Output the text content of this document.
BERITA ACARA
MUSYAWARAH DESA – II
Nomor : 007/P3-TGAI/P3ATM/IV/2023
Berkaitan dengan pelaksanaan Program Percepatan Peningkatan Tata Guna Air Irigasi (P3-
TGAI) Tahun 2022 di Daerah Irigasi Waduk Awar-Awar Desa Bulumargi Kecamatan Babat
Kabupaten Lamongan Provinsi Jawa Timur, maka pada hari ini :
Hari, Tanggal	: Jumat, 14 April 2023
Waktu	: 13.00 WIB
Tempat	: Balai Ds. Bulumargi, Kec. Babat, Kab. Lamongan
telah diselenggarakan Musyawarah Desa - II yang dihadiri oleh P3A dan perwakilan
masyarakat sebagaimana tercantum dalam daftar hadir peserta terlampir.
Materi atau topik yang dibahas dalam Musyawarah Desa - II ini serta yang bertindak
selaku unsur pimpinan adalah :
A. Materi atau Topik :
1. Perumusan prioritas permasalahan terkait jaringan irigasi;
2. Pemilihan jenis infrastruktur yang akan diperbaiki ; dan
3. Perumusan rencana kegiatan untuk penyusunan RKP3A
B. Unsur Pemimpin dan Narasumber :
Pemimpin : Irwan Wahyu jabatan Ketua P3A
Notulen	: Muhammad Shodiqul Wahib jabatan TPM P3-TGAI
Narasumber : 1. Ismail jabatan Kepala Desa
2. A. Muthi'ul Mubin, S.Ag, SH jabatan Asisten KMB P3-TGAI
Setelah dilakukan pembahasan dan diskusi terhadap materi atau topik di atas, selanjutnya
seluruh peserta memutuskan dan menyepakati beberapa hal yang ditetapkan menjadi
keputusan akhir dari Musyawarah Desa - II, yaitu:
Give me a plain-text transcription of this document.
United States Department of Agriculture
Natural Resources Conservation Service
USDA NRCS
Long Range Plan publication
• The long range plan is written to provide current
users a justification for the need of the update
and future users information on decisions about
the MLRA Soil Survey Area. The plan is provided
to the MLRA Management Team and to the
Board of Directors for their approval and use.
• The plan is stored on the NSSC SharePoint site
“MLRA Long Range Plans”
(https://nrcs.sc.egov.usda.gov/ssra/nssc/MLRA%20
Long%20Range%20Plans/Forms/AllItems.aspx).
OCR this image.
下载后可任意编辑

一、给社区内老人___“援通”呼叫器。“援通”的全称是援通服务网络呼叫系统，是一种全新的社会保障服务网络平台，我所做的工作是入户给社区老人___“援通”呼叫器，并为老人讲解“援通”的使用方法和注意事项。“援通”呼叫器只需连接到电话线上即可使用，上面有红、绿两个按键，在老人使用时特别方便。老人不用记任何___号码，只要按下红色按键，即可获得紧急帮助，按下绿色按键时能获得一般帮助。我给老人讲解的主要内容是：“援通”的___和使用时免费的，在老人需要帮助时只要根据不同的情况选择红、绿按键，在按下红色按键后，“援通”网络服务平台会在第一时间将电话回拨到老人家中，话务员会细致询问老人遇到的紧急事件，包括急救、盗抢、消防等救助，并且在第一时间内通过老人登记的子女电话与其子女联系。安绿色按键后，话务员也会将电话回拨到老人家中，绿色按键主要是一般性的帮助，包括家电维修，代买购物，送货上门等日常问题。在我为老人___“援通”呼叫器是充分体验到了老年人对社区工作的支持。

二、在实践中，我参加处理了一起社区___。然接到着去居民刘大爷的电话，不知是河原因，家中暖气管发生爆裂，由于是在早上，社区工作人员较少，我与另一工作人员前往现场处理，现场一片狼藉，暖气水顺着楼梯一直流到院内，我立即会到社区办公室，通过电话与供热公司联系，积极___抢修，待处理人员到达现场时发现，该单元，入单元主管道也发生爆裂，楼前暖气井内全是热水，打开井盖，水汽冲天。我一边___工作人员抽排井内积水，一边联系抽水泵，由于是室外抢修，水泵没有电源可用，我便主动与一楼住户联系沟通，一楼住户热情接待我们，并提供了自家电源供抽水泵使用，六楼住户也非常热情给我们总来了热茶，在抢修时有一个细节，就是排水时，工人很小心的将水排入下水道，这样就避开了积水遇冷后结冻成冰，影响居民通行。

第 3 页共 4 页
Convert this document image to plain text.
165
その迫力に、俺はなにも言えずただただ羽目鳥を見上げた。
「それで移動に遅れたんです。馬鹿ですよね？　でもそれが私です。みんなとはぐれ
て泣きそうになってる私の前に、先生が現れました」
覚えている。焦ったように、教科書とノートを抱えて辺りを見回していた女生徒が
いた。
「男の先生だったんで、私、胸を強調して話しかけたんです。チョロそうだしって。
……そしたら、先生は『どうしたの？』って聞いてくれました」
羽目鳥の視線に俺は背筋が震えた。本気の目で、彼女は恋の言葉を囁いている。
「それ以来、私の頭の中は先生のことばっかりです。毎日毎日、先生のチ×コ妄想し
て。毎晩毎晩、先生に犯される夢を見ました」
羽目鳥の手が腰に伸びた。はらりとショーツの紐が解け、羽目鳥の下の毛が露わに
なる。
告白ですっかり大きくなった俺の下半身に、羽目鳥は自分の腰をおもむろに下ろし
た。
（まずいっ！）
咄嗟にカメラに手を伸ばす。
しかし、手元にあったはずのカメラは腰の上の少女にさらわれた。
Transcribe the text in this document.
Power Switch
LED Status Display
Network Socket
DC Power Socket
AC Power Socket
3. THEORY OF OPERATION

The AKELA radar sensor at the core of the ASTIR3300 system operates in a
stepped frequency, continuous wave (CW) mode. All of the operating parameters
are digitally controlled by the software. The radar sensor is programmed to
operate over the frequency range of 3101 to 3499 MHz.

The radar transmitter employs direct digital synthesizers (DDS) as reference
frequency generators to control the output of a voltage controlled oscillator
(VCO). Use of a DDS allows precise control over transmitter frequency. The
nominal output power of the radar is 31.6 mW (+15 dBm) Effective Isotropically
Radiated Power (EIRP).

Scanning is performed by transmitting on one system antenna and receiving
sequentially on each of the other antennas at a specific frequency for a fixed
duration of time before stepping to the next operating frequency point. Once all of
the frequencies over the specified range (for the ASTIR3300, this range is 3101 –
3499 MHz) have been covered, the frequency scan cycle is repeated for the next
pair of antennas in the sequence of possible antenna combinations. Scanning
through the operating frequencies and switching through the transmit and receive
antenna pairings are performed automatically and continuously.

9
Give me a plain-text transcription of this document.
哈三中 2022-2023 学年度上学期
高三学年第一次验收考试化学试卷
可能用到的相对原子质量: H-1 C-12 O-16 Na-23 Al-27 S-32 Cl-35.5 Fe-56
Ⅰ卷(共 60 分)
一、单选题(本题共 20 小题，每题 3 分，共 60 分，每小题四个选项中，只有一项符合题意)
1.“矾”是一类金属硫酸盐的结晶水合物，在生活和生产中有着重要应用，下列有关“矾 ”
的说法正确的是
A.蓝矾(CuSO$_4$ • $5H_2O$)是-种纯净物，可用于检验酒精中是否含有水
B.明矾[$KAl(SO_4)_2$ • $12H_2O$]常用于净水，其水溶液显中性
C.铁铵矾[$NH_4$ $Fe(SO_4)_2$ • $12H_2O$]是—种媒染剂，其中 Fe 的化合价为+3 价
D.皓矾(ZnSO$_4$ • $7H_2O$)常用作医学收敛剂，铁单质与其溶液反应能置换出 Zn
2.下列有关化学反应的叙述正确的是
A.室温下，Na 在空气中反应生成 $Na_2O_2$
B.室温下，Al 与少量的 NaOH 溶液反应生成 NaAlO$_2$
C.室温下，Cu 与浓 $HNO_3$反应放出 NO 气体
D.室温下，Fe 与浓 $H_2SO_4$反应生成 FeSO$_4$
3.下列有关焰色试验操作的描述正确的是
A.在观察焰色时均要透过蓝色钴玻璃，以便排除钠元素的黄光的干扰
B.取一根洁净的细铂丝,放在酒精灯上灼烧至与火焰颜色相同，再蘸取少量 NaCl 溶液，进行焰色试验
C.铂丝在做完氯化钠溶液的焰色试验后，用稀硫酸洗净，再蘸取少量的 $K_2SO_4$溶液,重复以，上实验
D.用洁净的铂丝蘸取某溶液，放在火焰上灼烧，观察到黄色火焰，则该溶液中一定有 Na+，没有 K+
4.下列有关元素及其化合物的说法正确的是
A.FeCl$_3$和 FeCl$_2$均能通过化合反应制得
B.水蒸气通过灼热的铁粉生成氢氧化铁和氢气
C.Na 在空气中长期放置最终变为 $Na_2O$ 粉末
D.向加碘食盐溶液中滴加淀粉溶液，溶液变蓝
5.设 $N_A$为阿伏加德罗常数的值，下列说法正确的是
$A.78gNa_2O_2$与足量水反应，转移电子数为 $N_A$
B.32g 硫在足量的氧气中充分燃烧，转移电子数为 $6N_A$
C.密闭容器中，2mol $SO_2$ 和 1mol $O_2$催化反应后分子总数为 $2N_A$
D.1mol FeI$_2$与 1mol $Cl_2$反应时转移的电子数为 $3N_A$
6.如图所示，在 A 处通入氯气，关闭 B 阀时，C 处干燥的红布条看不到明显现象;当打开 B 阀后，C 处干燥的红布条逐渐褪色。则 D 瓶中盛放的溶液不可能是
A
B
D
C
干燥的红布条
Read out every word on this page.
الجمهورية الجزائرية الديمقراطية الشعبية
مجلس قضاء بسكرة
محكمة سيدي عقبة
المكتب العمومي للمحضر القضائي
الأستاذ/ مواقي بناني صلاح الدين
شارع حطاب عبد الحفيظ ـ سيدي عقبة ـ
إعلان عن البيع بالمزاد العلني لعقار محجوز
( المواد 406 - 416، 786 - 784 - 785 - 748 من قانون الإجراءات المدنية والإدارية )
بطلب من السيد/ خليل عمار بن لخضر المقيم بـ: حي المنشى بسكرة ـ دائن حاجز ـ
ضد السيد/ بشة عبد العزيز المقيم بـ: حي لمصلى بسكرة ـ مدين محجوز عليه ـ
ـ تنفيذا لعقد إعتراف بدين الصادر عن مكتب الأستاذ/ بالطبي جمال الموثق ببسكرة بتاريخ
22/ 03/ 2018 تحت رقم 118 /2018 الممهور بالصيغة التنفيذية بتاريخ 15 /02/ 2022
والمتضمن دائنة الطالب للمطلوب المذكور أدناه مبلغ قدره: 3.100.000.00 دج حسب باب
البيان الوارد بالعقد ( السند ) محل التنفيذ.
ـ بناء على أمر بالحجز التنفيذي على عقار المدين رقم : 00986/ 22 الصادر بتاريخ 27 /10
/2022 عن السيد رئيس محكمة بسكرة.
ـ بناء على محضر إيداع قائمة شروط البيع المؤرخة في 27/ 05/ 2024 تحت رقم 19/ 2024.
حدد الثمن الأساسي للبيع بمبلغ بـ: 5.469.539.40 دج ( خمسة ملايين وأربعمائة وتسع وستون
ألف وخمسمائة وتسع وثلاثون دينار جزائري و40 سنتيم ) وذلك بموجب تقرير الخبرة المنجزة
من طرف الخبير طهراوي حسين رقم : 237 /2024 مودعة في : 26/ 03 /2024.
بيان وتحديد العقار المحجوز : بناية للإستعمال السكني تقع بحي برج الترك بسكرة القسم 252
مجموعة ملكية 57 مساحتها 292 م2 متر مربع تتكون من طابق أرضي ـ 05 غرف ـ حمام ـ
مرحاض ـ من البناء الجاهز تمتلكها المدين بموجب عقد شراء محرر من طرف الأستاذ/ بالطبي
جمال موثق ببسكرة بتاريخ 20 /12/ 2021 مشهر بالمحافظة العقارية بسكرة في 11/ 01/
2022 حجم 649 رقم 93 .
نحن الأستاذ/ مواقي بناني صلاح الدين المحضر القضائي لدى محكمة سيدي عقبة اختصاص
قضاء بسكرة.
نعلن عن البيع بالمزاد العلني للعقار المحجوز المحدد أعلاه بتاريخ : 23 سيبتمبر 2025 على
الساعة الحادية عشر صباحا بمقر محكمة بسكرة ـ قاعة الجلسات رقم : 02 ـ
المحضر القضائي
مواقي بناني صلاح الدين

● ● ●

Pick out all the lines with the word "المقيم" in them and copy them.

بطلب من السيد/ خليل عمار بن لخضر المقيم بـ: حي المنشى بسكرة ـ دائن حاجز ـ
ضد السيد/ بشة عبد العزيز المقيم بـ: حي لمصلى بسكرة ـ مدين محجوز عليه ـ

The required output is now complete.